Data records:
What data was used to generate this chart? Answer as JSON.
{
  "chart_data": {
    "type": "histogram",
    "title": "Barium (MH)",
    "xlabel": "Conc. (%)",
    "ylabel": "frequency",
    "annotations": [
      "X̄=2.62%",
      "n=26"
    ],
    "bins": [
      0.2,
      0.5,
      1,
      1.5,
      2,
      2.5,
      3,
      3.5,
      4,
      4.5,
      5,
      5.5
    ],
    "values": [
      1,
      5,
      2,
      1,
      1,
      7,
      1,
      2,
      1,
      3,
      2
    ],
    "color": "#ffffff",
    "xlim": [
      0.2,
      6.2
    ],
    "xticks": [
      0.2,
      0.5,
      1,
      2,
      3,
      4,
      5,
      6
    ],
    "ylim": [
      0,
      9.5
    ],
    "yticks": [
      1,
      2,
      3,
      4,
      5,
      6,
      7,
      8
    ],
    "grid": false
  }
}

* * *

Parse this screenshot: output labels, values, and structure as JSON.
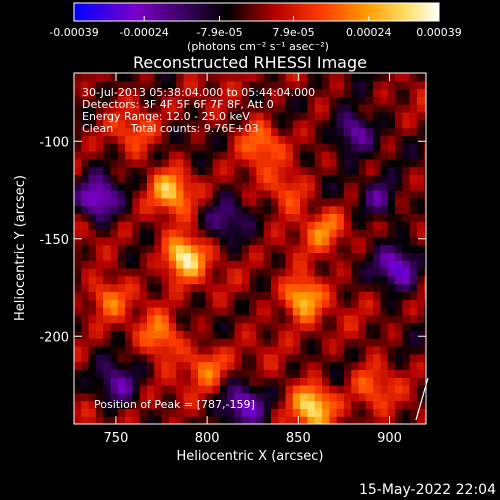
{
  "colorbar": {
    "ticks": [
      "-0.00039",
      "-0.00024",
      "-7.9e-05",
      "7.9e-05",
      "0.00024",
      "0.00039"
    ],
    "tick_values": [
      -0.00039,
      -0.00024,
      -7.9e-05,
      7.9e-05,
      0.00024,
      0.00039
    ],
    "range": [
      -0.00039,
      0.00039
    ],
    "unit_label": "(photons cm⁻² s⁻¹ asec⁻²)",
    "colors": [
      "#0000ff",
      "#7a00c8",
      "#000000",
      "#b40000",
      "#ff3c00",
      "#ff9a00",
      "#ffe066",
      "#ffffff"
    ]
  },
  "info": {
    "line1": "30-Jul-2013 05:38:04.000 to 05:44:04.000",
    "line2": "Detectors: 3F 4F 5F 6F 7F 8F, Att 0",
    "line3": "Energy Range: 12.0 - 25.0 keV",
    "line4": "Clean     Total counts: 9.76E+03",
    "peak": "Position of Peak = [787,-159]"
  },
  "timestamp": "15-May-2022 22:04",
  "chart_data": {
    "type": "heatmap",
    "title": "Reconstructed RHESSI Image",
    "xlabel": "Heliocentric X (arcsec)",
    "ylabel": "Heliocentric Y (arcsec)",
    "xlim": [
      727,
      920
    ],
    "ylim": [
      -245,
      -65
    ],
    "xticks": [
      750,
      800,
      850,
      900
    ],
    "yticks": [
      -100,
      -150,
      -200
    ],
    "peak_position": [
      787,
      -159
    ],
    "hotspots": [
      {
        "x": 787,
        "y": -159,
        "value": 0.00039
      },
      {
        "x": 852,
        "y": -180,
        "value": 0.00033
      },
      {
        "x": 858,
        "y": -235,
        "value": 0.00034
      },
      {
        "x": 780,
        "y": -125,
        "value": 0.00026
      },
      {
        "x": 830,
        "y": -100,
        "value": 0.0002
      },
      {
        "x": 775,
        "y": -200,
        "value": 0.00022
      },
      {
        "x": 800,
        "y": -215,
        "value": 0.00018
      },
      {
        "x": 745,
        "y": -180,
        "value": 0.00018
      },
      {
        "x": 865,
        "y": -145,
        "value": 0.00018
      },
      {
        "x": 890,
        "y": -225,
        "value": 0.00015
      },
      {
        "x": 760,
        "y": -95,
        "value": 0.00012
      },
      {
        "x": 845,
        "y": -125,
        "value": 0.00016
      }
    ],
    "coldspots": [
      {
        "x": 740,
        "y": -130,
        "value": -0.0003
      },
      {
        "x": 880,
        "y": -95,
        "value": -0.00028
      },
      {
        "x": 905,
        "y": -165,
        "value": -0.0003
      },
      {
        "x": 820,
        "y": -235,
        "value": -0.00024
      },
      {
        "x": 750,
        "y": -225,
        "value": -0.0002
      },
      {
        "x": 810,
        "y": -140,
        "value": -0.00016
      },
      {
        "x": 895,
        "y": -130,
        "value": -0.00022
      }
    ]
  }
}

== Written task ==
Show every line where the string "ylabel" appears.

== Correct output ==
    "ylabel": "frequency",
    "ylabel": "Heliocentric Y (arcsec)",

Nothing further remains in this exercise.